• _GIVEN DATA_

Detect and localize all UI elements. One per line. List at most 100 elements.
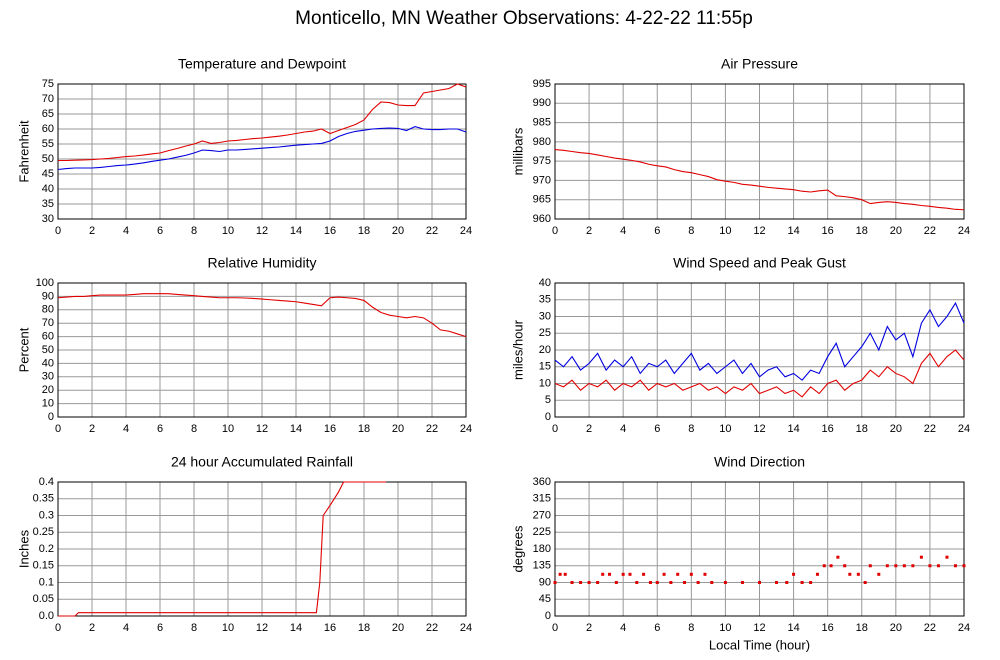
y-tick-label: 15	[539, 361, 551, 373]
data-point	[579, 581, 583, 584]
y-tick-label: 55	[42, 138, 54, 150]
x-tick-label: 22	[924, 225, 936, 237]
data-point	[936, 564, 940, 568]
data-point	[683, 581, 687, 584]
y-tick-label: 40	[42, 357, 54, 369]
x-axis-label: Local Time (hour)	[709, 637, 810, 652]
data-point	[608, 572, 612, 576]
data-line	[554, 349, 965, 398]
data-point	[614, 581, 618, 584]
y-tick-label: 270	[533, 509, 551, 521]
panel-title: Temperature and Dewpoint	[178, 56, 346, 72]
y-tick-label: 360	[533, 476, 551, 488]
plot-frame	[554, 83, 965, 220]
x-tick-label: 2	[586, 225, 592, 237]
x-tick-label: 14	[290, 225, 302, 237]
data-point	[648, 581, 652, 584]
x-tick-label: 6	[654, 225, 660, 237]
x-tick-label: 12	[753, 225, 765, 237]
x-tick-label: 0	[552, 225, 558, 237]
x-tick-label: 6	[157, 622, 163, 634]
x-tick-label: 8	[191, 622, 197, 634]
y-tick-label: 970	[533, 174, 551, 186]
y-axis-label: Inches	[16, 529, 31, 568]
x-tick-label: 10	[719, 423, 731, 435]
data-point	[655, 581, 659, 584]
data-point	[740, 581, 744, 584]
x-tick-label: 2	[586, 423, 592, 435]
data-line	[58, 481, 387, 617]
x-tick-label: 8	[191, 225, 197, 237]
y-tick-label: 20	[539, 344, 551, 356]
y-tick-label: 0.35	[33, 493, 54, 505]
y-tick-label: 980	[533, 136, 551, 148]
x-tick-label: 16	[822, 423, 834, 435]
x-tick-label: 12	[753, 423, 765, 435]
data-point	[902, 564, 906, 568]
data-point	[822, 564, 826, 568]
data-point	[911, 564, 915, 568]
y-tick-label: 0	[48, 411, 54, 423]
y-tick-label: 65	[42, 108, 54, 120]
x-tick-label: 12	[256, 225, 268, 237]
x-tick-label: 14	[787, 225, 799, 237]
data-point	[628, 572, 632, 576]
y-tick-label: 20	[42, 384, 54, 396]
y-axis-label: Percent	[16, 327, 31, 372]
y-tick-label: 990	[533, 97, 551, 109]
x-tick-label: 22	[924, 423, 936, 435]
x-tick-label: 10	[222, 423, 234, 435]
x-tick-label: 18	[856, 423, 868, 435]
data-point	[642, 572, 646, 576]
x-tick-label: 12	[753, 622, 765, 634]
data-point	[815, 572, 819, 576]
x-tick-label: 2	[586, 622, 592, 634]
x-tick-label: 14	[290, 423, 302, 435]
x-tick-label: 18	[856, 225, 868, 237]
data-point	[662, 572, 666, 576]
x-tick-label: 0	[55, 423, 61, 435]
data-point	[863, 581, 867, 584]
y-tick-label: 80	[42, 304, 54, 316]
panel-title: Wind Direction	[714, 454, 805, 470]
page-title: Monticello, MN Weather Observations: 4-2…	[295, 8, 753, 29]
data-point	[919, 555, 923, 559]
plot-frame	[57, 282, 467, 418]
x-tick-label: 20	[392, 423, 404, 435]
y-tick-label: 0.3	[39, 509, 54, 521]
panel-title: 24 hour Accumulated Rainfall	[171, 454, 353, 470]
data-point	[829, 564, 833, 568]
data-point	[635, 581, 639, 584]
x-tick-label: 6	[654, 423, 660, 435]
y-tick-label: 10	[42, 398, 54, 410]
y-axis-label: degrees	[510, 525, 525, 572]
y-tick-label: 35	[539, 294, 551, 306]
x-tick-label: 16	[324, 622, 336, 634]
data-point	[758, 581, 761, 584]
data-line	[554, 149, 965, 211]
data-point	[676, 572, 680, 576]
panel-title: Air Pressure	[721, 56, 798, 72]
panel-title: Relative Humidity	[208, 255, 317, 271]
y-tick-label: 90	[42, 290, 54, 302]
x-tick-label: 0	[55, 225, 61, 237]
data-point	[558, 572, 562, 576]
x-tick-label: 22	[924, 622, 936, 634]
x-tick-label: 8	[688, 423, 694, 435]
data-point	[696, 581, 700, 584]
data-point	[669, 581, 673, 584]
x-tick-label: 24	[460, 225, 472, 237]
y-tick-label: 30	[539, 310, 551, 322]
y-tick-label: 0.05	[33, 593, 54, 605]
data-point	[945, 555, 949, 559]
x-tick-label: 4	[620, 423, 626, 435]
x-tick-label: 14	[290, 622, 302, 634]
y-tick-label: 45	[42, 168, 54, 180]
data-point	[601, 572, 605, 576]
x-tick-label: 10	[222, 225, 234, 237]
x-tick-label: 20	[890, 423, 902, 435]
data-point	[848, 572, 852, 576]
x-tick-label: 14	[787, 423, 799, 435]
y-tick-label: 965	[533, 194, 551, 206]
data-line	[554, 301, 965, 381]
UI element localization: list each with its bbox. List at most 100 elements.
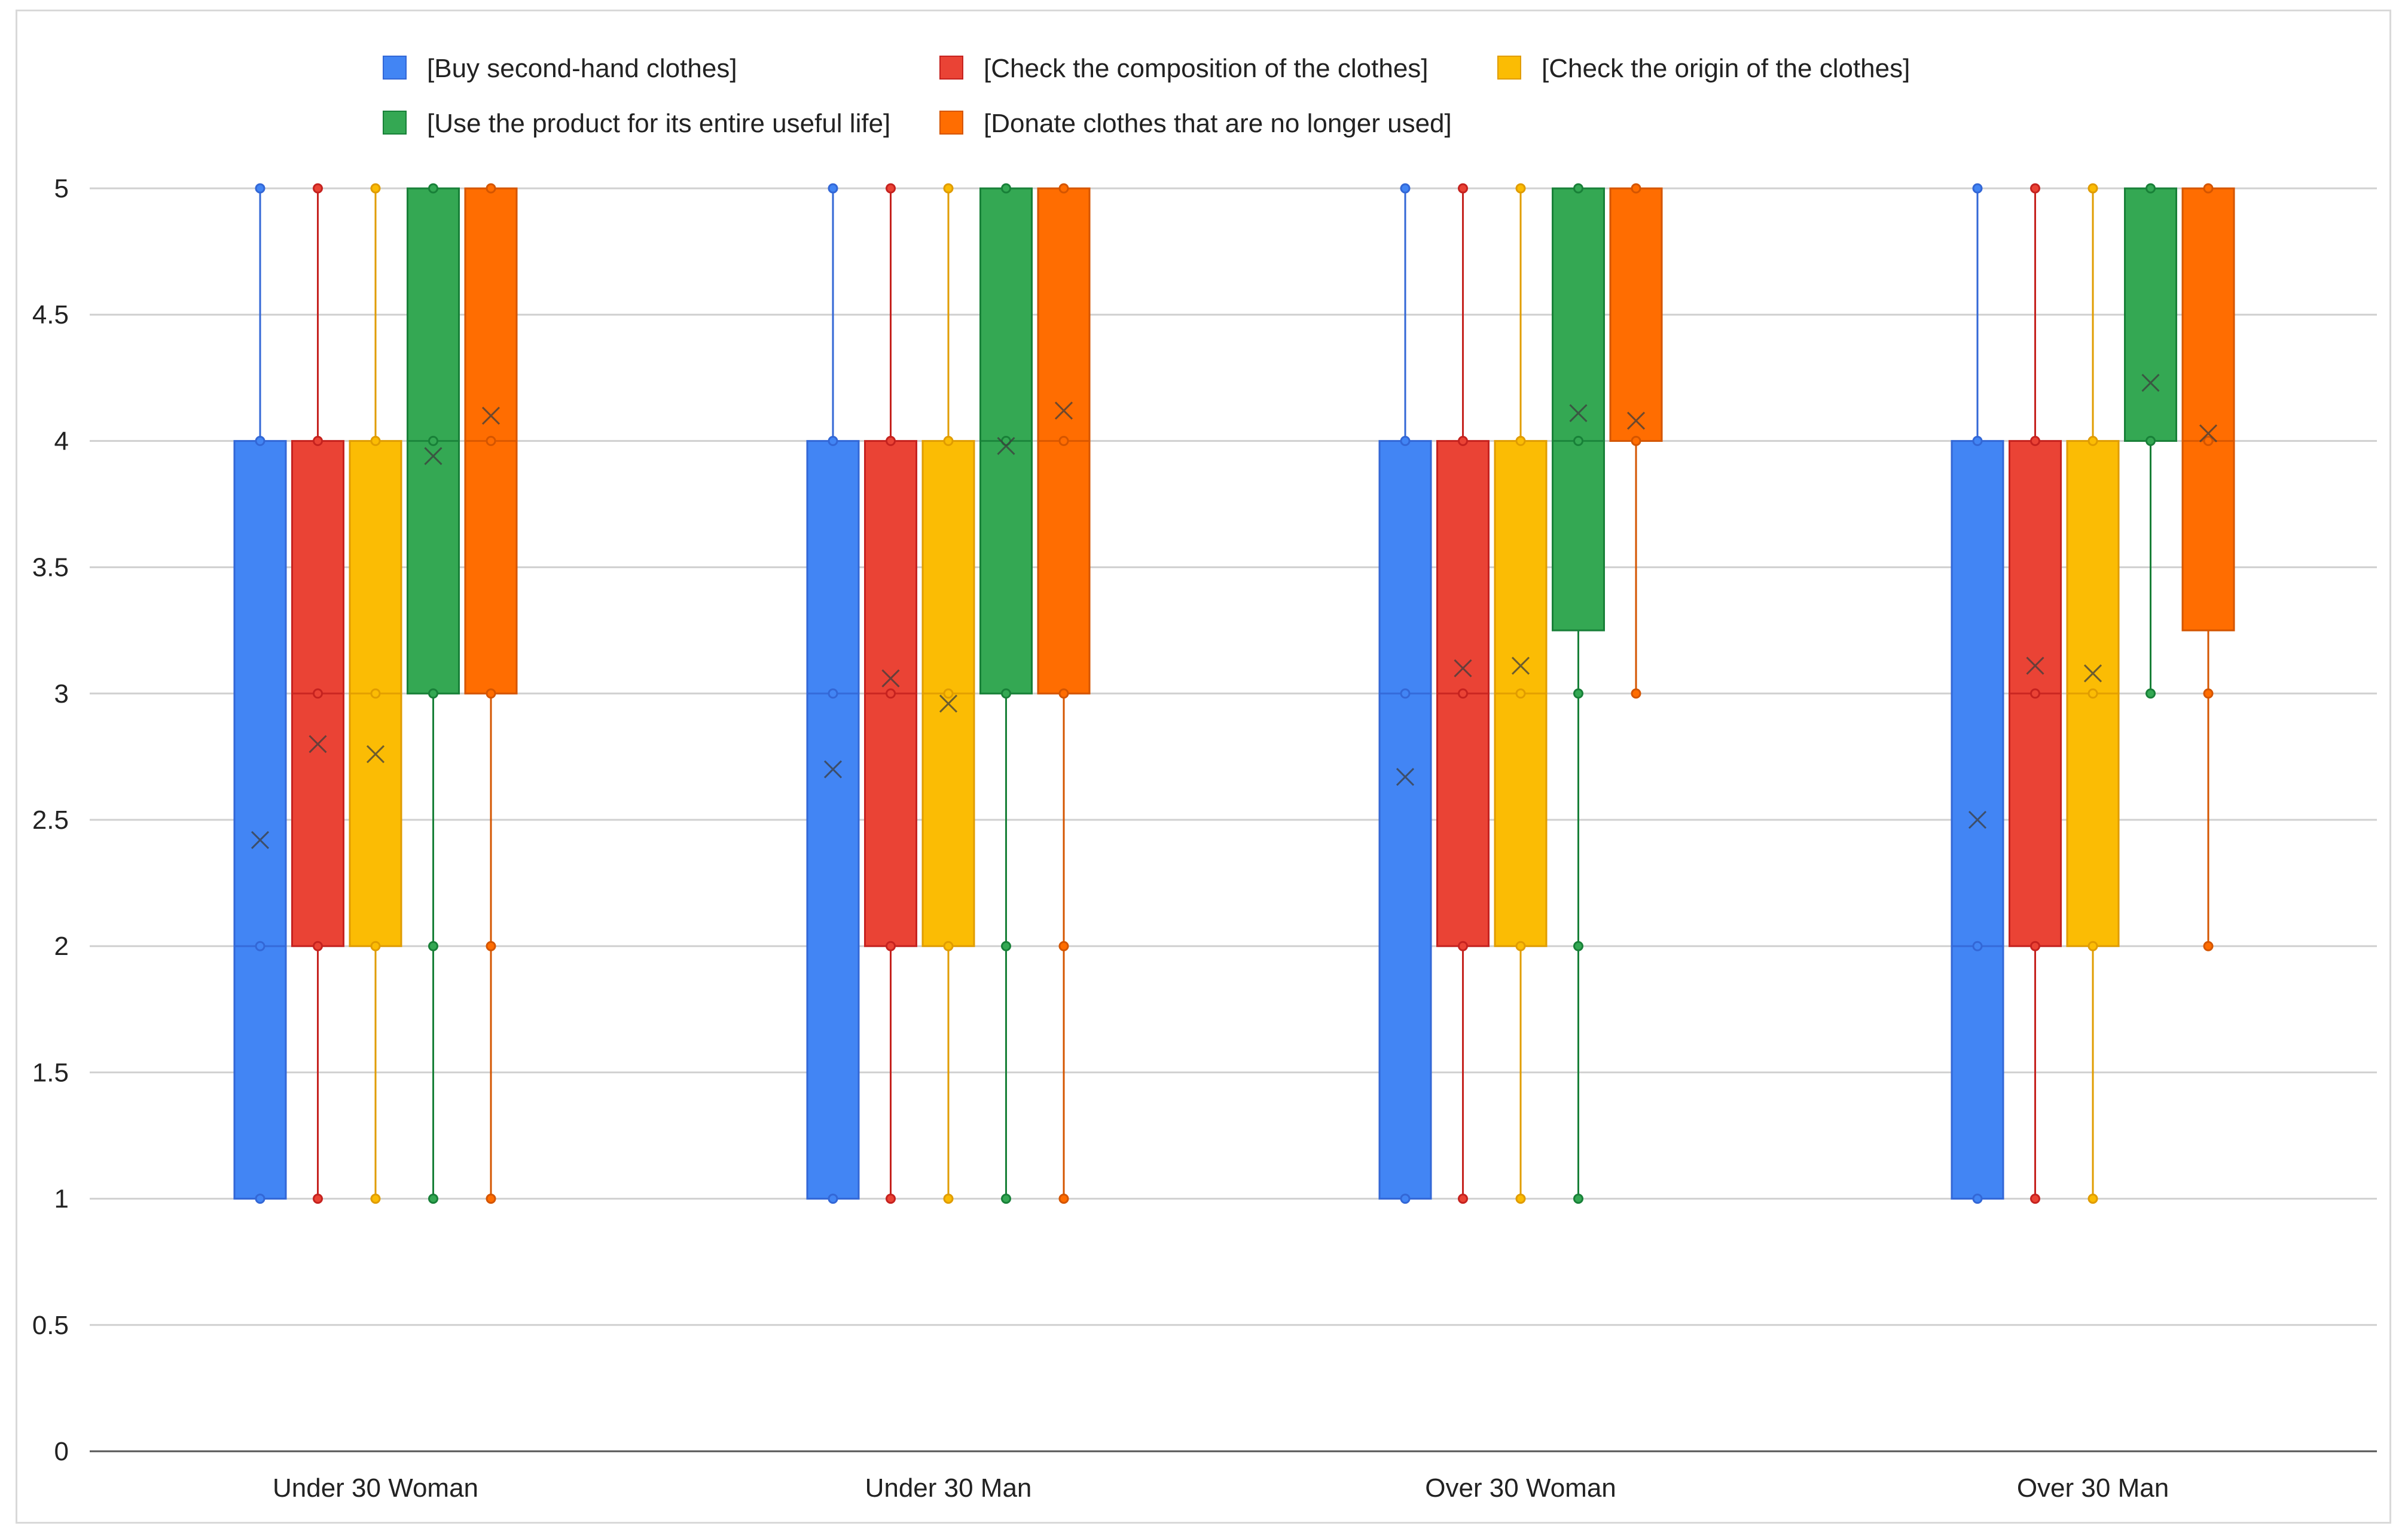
- box-4-4: [2124, 183, 2177, 699]
- y-tick-label: 4.5: [32, 300, 69, 329]
- mean-marker: [251, 831, 270, 849]
- data-point: [1458, 688, 1468, 699]
- mean-marker: [481, 407, 500, 425]
- plot-area: [233, 183, 2235, 1204]
- mean-marker: [2141, 374, 2160, 392]
- box-4-2: [979, 183, 1033, 1204]
- data-point: [255, 435, 265, 446]
- legend: [Buy second-hand clothes] [Check the comp…: [383, 54, 1910, 138]
- mean-marker: [823, 760, 843, 779]
- data-point: [2145, 183, 2156, 194]
- y-tick-label: 1: [54, 1185, 69, 1214]
- iqr-box: [2124, 187, 2177, 442]
- data-point: [1058, 435, 1069, 446]
- data-point: [428, 1194, 438, 1204]
- data-point: [2087, 435, 2098, 446]
- mean-marker: [309, 735, 327, 753]
- data-point: [428, 941, 438, 951]
- data-point: [943, 941, 954, 951]
- data-point: [1058, 941, 1069, 951]
- iqr-box: [806, 440, 860, 1200]
- mean-marker: [1569, 404, 1588, 422]
- data-point: [943, 435, 954, 446]
- data-point: [886, 435, 896, 446]
- data-point: [1573, 688, 1583, 699]
- data-point: [1515, 183, 1526, 194]
- legend-item: [Check the origin of the clothes]: [1497, 54, 1910, 83]
- y-tick-label: 5: [54, 174, 69, 203]
- data-point: [428, 435, 438, 446]
- data-point: [1972, 941, 1983, 951]
- data-point: [370, 183, 381, 194]
- data-point: [1001, 941, 1011, 951]
- box-3-1: [349, 183, 402, 1204]
- data-point: [2087, 1194, 2098, 1204]
- legend-label: [Check the origin of the clothes]: [1542, 54, 1910, 83]
- data-point: [2030, 1194, 2040, 1204]
- x-tick-label: Over 30 Man: [2017, 1473, 2169, 1503]
- data-point: [486, 1194, 496, 1204]
- data-point: [828, 688, 838, 699]
- y-tick-label: 0: [54, 1437, 69, 1466]
- legend-label: [Check the composition of the clothes]: [984, 54, 1429, 83]
- box-4-1: [407, 183, 460, 1204]
- data-point: [428, 183, 438, 194]
- data-point: [886, 688, 896, 699]
- data-point: [313, 435, 323, 446]
- mean-marker: [1511, 657, 1530, 675]
- data-point: [370, 1194, 381, 1204]
- data-point: [828, 1194, 838, 1204]
- x-tick-label: Under 30 Man: [865, 1473, 1032, 1503]
- x-tick-label: Under 30 Woman: [273, 1473, 478, 1503]
- data-point: [1001, 183, 1011, 194]
- data-point: [1972, 1194, 1983, 1204]
- data-point: [1400, 435, 1411, 446]
- box-2-3: [1436, 183, 1490, 1204]
- data-point: [486, 688, 496, 699]
- data-point: [370, 435, 381, 446]
- box-3-3: [1494, 183, 1548, 1204]
- data-point: [313, 941, 323, 951]
- box-4-3: [1552, 183, 1605, 1204]
- legend-item: [Check the composition of the clothes]: [939, 54, 1429, 83]
- data-point: [2203, 688, 2214, 699]
- data-point: [886, 941, 896, 951]
- y-axis: 0 0.5 1 1.5 2 2.5 3 3.5 4 4.5 5: [32, 174, 69, 1466]
- data-point: [1515, 1194, 1526, 1204]
- x-axis: Under 30 Woman Under 30 Man Over 30 Woman O…: [273, 1473, 2169, 1503]
- chart-frame: [16, 10, 2391, 1524]
- box-2-4: [2009, 183, 2062, 1204]
- data-point: [1001, 688, 1011, 699]
- mean-marker: [424, 447, 442, 465]
- iqr-box: [2181, 187, 2235, 631]
- data-point: [2087, 941, 2098, 951]
- y-tick-label: 3: [54, 679, 69, 709]
- iqr-box: [1552, 187, 1605, 631]
- data-point: [1058, 183, 1069, 194]
- data-point: [2145, 435, 2156, 446]
- data-point: [255, 941, 265, 951]
- mean-marker: [2199, 424, 2218, 443]
- data-point: [2030, 688, 2040, 699]
- data-point: [2145, 688, 2156, 699]
- mean-marker: [997, 437, 1015, 455]
- data-point: [1573, 435, 1583, 446]
- box-5-1: [464, 183, 518, 1204]
- mean-marker: [366, 745, 385, 764]
- data-point: [1400, 688, 1411, 699]
- legend-swatch: [939, 111, 963, 135]
- box-1-1: [233, 183, 287, 1204]
- data-point: [2203, 941, 2214, 951]
- data-point: [943, 688, 954, 699]
- data-point: [1515, 688, 1526, 699]
- legend-item: [Donate clothes that are no longer used]: [939, 109, 1452, 138]
- data-point: [1458, 1194, 1468, 1204]
- data-point: [1458, 183, 1468, 194]
- data-point: [828, 435, 838, 446]
- legend-swatch: [939, 56, 963, 80]
- box-1-3: [1378, 183, 1432, 1204]
- legend-swatch: [383, 56, 407, 80]
- mean-marker: [2026, 657, 2044, 675]
- mean-marker: [939, 694, 958, 713]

• _TASK DESCRIPTION_
Copy the stretch of the records above from the line containing "- box-4-4: [2124, 183, 2177, 699]" through the line containing "- data-point: [1058, 941, 1069, 951]", both included, with every line unchanged.

• _TASK RESULT_
- box-4-4: [2124, 183, 2177, 699]
- y-tick-label: 4.5: [32, 300, 69, 329]
- mean-marker: [251, 831, 270, 849]
- data-point: [1458, 688, 1468, 699]
- mean-marker: [481, 407, 500, 425]
- plot-area: [233, 183, 2235, 1204]
- mean-marker: [2141, 374, 2160, 392]
- box-4-2: [979, 183, 1033, 1204]
- data-point: [255, 435, 265, 446]
- legend: [Buy second-hand clothes] [Check the comp…: [383, 54, 1910, 138]
- mean-marker: [823, 760, 843, 779]
- data-point: [2145, 183, 2156, 194]
- y-tick-label: 1: [54, 1185, 69, 1214]
- iqr-box: [2124, 187, 2177, 442]
- data-point: [1058, 435, 1069, 446]
- data-point: [428, 1194, 438, 1204]
- data-point: [2087, 435, 2098, 446]
- mean-marker: [309, 735, 327, 753]
- data-point: [428, 941, 438, 951]
- data-point: [943, 941, 954, 951]
- data-point: [1058, 941, 1069, 951]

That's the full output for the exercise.